Lines of data:
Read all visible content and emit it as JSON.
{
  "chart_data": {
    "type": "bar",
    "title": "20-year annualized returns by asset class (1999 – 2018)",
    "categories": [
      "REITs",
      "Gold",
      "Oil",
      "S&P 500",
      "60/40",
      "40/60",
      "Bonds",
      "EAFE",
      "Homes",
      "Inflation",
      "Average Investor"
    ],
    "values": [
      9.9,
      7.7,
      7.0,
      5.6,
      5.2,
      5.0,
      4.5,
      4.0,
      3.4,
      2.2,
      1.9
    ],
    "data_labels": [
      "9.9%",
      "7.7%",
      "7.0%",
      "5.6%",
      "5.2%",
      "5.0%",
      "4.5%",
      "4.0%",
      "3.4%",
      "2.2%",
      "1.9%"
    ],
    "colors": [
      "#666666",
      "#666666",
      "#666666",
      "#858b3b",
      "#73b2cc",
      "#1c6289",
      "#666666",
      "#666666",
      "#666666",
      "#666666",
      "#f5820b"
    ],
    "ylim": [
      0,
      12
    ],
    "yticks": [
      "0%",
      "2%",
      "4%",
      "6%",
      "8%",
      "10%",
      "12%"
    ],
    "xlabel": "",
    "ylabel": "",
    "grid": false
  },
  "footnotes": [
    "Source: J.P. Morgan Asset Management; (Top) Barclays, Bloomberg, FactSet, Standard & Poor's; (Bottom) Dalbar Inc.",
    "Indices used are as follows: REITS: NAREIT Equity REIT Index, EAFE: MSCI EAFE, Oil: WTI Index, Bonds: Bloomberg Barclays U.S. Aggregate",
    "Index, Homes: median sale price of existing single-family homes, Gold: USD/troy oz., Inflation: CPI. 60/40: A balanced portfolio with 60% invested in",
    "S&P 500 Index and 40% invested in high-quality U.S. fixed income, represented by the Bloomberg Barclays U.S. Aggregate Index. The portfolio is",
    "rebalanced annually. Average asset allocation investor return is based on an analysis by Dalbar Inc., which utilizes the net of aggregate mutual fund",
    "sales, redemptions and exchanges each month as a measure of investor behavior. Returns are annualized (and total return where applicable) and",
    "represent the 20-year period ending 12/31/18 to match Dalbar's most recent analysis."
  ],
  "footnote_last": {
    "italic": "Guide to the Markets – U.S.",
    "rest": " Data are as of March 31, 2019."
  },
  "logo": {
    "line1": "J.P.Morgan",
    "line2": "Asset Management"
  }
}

* _REQUIREMENT_
Which lines of the material contain the string "Average"? List each of them.

* _EXERCISE RESULT_
      "Average Investor"
    "rebalanced annually. Average asset allocation investor return is based on an analysis by Dalbar Inc., which utilizes the net of aggregate mutual fund",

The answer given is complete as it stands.